* **WORK TO DO**:
Identify the lines that include the word "广州市白云区人民医院", then copy all of them.

Records contained in a dataset
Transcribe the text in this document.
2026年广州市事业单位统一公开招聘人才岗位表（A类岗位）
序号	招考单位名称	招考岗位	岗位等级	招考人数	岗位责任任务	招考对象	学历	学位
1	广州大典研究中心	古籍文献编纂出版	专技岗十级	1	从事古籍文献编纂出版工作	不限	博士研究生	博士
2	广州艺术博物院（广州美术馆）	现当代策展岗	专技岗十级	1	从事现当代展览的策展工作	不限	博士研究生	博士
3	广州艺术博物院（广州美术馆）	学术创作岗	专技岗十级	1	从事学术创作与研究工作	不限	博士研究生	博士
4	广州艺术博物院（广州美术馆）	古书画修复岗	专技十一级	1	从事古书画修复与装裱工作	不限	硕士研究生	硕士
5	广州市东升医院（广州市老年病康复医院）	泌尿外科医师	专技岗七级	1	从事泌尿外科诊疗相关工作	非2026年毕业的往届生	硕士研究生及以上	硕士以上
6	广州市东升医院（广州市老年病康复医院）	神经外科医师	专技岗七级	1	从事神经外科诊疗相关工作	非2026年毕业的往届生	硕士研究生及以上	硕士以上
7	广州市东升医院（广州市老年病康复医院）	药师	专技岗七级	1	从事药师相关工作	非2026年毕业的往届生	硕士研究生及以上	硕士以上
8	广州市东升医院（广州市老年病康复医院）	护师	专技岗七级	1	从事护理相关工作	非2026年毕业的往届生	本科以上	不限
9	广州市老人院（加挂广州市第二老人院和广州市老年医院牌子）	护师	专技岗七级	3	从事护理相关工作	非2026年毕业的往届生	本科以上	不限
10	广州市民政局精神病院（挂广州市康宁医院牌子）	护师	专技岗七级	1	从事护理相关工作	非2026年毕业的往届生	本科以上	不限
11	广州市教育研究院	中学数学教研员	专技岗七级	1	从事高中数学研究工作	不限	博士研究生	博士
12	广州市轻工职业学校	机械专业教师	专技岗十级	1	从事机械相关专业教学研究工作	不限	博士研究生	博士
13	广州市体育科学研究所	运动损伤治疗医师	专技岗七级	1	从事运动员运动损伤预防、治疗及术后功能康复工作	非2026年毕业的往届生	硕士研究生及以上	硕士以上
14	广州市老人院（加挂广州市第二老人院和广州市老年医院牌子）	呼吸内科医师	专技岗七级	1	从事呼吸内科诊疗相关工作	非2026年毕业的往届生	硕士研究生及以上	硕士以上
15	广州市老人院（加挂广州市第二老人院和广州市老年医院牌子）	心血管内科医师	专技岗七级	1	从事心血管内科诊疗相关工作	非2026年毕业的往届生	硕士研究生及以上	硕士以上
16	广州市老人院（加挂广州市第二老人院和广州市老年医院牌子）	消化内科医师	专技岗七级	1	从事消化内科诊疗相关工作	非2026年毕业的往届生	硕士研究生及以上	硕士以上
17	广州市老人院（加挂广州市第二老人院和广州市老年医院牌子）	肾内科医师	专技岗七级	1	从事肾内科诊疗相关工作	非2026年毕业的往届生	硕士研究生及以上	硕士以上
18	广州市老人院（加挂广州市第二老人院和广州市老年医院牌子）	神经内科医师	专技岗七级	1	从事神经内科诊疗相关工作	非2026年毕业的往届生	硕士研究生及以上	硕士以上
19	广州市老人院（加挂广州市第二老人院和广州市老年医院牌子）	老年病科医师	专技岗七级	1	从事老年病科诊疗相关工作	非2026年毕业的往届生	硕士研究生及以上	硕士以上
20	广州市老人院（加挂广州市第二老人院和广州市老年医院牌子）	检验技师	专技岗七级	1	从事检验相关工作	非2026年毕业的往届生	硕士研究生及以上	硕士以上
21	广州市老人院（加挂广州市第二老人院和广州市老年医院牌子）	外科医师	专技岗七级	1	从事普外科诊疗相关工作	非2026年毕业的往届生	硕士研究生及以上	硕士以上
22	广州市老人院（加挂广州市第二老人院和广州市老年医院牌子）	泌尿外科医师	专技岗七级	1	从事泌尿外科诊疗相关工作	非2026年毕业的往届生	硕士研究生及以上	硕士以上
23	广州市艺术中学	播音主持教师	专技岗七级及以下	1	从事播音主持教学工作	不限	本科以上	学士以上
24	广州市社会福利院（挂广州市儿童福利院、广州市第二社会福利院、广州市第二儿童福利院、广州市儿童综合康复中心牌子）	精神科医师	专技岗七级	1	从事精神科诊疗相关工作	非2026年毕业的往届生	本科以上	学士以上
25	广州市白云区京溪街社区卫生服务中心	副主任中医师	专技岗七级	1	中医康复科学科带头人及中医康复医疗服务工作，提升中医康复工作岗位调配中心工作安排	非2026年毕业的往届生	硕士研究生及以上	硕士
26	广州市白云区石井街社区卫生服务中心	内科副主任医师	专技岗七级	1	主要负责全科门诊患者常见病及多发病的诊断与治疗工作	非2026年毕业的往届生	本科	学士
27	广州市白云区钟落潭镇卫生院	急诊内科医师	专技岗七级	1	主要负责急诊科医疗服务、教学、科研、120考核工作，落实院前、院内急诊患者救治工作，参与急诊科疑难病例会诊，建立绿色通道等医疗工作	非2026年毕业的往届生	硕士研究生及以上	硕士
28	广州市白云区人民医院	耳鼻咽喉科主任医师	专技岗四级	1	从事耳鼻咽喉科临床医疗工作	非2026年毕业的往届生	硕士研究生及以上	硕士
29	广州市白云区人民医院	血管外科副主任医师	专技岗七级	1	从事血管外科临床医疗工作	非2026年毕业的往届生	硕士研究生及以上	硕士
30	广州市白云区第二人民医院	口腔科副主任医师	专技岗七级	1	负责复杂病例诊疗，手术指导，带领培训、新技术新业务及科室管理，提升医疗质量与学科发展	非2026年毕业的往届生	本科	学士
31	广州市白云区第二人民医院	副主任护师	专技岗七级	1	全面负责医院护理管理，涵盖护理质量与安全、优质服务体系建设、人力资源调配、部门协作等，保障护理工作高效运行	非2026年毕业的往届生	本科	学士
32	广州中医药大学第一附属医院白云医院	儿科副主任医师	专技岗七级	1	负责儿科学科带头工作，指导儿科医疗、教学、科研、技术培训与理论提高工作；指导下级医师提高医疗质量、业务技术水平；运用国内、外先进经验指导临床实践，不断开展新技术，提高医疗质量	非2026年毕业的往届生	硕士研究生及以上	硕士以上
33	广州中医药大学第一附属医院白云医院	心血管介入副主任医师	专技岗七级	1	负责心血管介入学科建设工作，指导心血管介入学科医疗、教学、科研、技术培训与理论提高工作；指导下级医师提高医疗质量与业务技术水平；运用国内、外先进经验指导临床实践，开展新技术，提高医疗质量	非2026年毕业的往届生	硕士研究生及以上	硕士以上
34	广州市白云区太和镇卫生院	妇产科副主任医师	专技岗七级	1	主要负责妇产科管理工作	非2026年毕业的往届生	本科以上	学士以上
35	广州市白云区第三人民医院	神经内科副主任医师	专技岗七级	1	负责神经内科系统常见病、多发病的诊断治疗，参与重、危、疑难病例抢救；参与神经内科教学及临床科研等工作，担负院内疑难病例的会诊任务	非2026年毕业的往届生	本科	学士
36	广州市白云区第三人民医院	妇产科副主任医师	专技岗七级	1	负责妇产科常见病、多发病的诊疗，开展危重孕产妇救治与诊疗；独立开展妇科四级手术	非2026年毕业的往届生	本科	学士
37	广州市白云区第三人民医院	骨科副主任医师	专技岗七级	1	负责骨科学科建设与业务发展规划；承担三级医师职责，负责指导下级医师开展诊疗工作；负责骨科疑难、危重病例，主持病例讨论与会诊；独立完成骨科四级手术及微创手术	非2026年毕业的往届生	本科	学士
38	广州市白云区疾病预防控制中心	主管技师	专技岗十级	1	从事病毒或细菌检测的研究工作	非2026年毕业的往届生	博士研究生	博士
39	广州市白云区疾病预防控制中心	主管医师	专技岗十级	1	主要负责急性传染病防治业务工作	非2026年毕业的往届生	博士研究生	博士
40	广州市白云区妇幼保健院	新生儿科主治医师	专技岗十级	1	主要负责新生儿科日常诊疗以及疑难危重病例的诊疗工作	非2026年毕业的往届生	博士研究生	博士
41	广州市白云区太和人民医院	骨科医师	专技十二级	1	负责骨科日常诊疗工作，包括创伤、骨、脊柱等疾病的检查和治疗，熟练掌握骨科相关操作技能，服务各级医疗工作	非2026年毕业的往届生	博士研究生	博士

* **SOLUTION BELOW**:
28	广州市白云区人民医院	耳鼻咽喉科主任医师	专技岗四级	1	从事耳鼻咽喉科临床医疗工作	非2026年毕业的往届生	硕士研究生及以上	硕士
29	广州市白云区人民医院	血管外科副主任医师	专技岗七级	1	从事血管外科临床医疗工作	非2026年毕业的往届生	硕士研究生及以上	硕士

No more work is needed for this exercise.